▶ [Ausgewählter Textauszug]:
= = = = =
Fragestellungen, die Gesellschaft als kulturelles Phänomen ausdeuten, werden zunehmend mit Ressourcen ausgestattet. Der Konstanzer Exzellenzcluster ist selbst ein gutes Beispiel dafür, dass der Bezug auf Kultur mittlerweile als hoch institutionalisierte und legitimierte Form der Gesellschaftsanalyse gelten kann. Vor diesem Hintergrund soll im Rahmen des vorgeschlagenen Schwerpunktthemas selbstreflexiv die Konjunktur des Kulturellen diskutiert werden.
Seit dem viel beschworenen cultural turn in den Geistes- und Sozialwissenschaften haben sich kulturalistische Deutungsmuster in einer Art und Weise etabliert, dass sie mittlerweile nicht nur vielfach Diskurshoheit innehaben, sondern darüber hinaus auch in solchen Untersuchungsfeldern Anwendung finden, in denen sie bisher keine oder nur eine marginale Rolle gespielt haben, wie etwa in Bezug auf Fragen wirtschaftlicher Integration und Entwicklung auf der Ebene von Unternehmen („Unternehmenskultur“ bzw. „-identität“), von Branchen („Risikokultur“) oder von ganzen Volkswirtschaften („asiatische Werte“, nationale „Anlegerkulturen“) über die kulturalistische Deutung von internationalen Konflikten, Migrationsphänemonen und transnationalem Terrorismus (Stichwort: „clash of civilizations“) bis hin zur Deutung der „Kulturspezifika“ von Tiergesellschaften.
= = = = =
▶ [Gestellte Aufgabe 1]:
Beantworte zum Textauszug über die Konjunktur des Kulturellen:
(a) Welche Einrichtung wird als Beispiel für die Institutionalisierung des Kulturbezugs genannt?
(b) Welcher Begriff steht für die kulturalistische Deutung auf der Ebene von Branchen?
(c) Welches Stichwort wird zu internationalen Konflikten, Migrationsphänomenen und transnationalem Terrorismus angeführt?

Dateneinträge
= = = = =
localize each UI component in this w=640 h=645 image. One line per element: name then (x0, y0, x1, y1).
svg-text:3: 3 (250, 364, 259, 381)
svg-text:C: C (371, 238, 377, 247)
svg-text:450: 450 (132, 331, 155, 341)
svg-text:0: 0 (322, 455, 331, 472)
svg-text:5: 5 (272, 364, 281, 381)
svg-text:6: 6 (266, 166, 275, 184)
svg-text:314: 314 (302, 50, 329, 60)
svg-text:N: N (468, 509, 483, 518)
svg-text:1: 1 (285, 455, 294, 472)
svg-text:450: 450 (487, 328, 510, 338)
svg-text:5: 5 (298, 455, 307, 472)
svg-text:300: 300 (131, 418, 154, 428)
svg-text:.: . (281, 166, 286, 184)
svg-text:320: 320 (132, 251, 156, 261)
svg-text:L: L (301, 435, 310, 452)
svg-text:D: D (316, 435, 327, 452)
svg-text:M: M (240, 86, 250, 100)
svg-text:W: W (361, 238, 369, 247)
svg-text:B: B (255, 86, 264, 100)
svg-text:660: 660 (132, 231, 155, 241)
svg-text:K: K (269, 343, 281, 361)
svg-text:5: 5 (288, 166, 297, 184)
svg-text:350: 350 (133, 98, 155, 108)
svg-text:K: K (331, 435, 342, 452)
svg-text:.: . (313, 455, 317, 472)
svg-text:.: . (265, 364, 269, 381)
= = = = =
▶ [Gestellte Aufgabe 2]: Gib alle Datensätze Zeile für Zeile unverändert wieder.

▶ [Fertige Antwort 1]:
(a) Der Konstanzer Exzellenzcluster.
(b) „Risikokultur“.
(c) „clash of civilizations“.

▶ [Fertige Antwort 2]:
localize each UI component in this w=640 h=645 image. One line per element: name then (x0, y0, x1, y1).
svg-text:3: 3 (250, 364, 259, 381)
svg-text:C: C (371, 238, 377, 247)
svg-text:450: 450 (132, 331, 155, 341)
svg-text:0: 0 (322, 455, 331, 472)
svg-text:5: 5 (272, 364, 281, 381)
svg-text:6: 6 (266, 166, 275, 184)
svg-text:314: 314 (302, 50, 329, 60)
svg-text:N: N (468, 509, 483, 518)
svg-text:1: 1 (285, 455, 294, 472)
svg-text:450: 450 (487, 328, 510, 338)
svg-text:5: 5 (298, 455, 307, 472)
svg-text:300: 300 (131, 418, 154, 428)
svg-text:.: . (281, 166, 286, 184)
svg-text:320: 320 (132, 251, 156, 261)
svg-text:L: L (301, 435, 310, 452)
svg-text:D: D (316, 435, 327, 452)
svg-text:M: M (240, 86, 250, 100)
svg-text:W: W (361, 238, 369, 247)
svg-text:B: B (255, 86, 264, 100)
svg-text:660: 660 (132, 231, 155, 241)
svg-text:K: K (269, 343, 281, 361)
svg-text:5: 5 (288, 166, 297, 184)
svg-text:350: 350 (133, 98, 155, 108)
svg-text:K: K (331, 435, 342, 452)
svg-text:.: . (313, 455, 317, 472)
svg-text:.: . (265, 364, 269, 381)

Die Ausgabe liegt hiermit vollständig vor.